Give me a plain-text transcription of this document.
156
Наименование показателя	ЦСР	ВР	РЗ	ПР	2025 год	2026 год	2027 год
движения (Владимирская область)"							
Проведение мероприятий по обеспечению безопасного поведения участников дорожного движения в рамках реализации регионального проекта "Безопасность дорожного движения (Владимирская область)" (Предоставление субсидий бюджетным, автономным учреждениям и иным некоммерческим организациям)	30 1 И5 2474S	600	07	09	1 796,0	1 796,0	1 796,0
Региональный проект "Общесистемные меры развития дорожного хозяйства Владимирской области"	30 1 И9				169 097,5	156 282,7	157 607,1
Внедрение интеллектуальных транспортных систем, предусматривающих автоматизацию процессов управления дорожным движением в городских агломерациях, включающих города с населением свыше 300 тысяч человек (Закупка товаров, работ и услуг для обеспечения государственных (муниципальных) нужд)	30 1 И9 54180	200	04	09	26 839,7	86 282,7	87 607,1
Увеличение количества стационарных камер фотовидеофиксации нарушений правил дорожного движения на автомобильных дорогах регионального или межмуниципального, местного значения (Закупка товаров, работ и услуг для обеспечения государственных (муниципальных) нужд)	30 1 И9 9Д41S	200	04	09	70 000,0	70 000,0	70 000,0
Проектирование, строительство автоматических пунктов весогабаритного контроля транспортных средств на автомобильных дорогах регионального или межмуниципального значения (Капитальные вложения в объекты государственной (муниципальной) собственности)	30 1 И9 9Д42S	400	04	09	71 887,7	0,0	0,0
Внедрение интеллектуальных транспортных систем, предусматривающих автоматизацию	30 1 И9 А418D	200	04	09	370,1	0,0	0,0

=-=-=-=-=

Reproduce the full listing above, character for character.

Give me a plain-text transcription of this document.
156
Наименование показателя	ЦСР	ВР	РЗ	ПР	2025 год	2026 год	2027 год
движения (Владимирская область)"							
Проведение мероприятий по обеспечению безопасного поведения участников дорожного движения в рамках реализации регионального проекта "Безопасность дорожного движения (Владимирская область)" (Предоставление субсидий бюджетным, автономным учреждениям и иным некоммерческим организациям)	30 1 И5 2474S	600	07	09	1 796,0	1 796,0	1 796,0
Региональный проект "Общесистемные меры развития дорожного хозяйства Владимирской области"	30 1 И9				169 097,5	156 282,7	157 607,1
Внедрение интеллектуальных транспортных систем, предусматривающих автоматизацию процессов управления дорожным движением в городских агломерациях, включающих города с населением свыше 300 тысяч человек (Закупка товаров, работ и услуг для обеспечения государственных (муниципальных) нужд)	30 1 И9 54180	200	04	09	26 839,7	86 282,7	87 607,1
Увеличение количества стационарных камер фотовидеофиксации нарушений правил дорожного движения на автомобильных дорогах регионального или межмуниципального, местного значения (Закупка товаров, работ и услуг для обеспечения государственных (муниципальных) нужд)	30 1 И9 9Д41S	200	04	09	70 000,0	70 000,0	70 000,0
Проектирование, строительство автоматических пунктов весогабаритного контроля транспортных средств на автомобильных дорогах регионального или межмуниципального значения (Капитальные вложения в объекты государственной (муниципальной) собственности)	30 1 И9 9Д42S	400	04	09	71 887,7	0,0	0,0
Внедрение интеллектуальных транспортных систем, предусматривающих автоматизацию	30 1 И9 А418D	200	04	09	370,1	0,0	0,0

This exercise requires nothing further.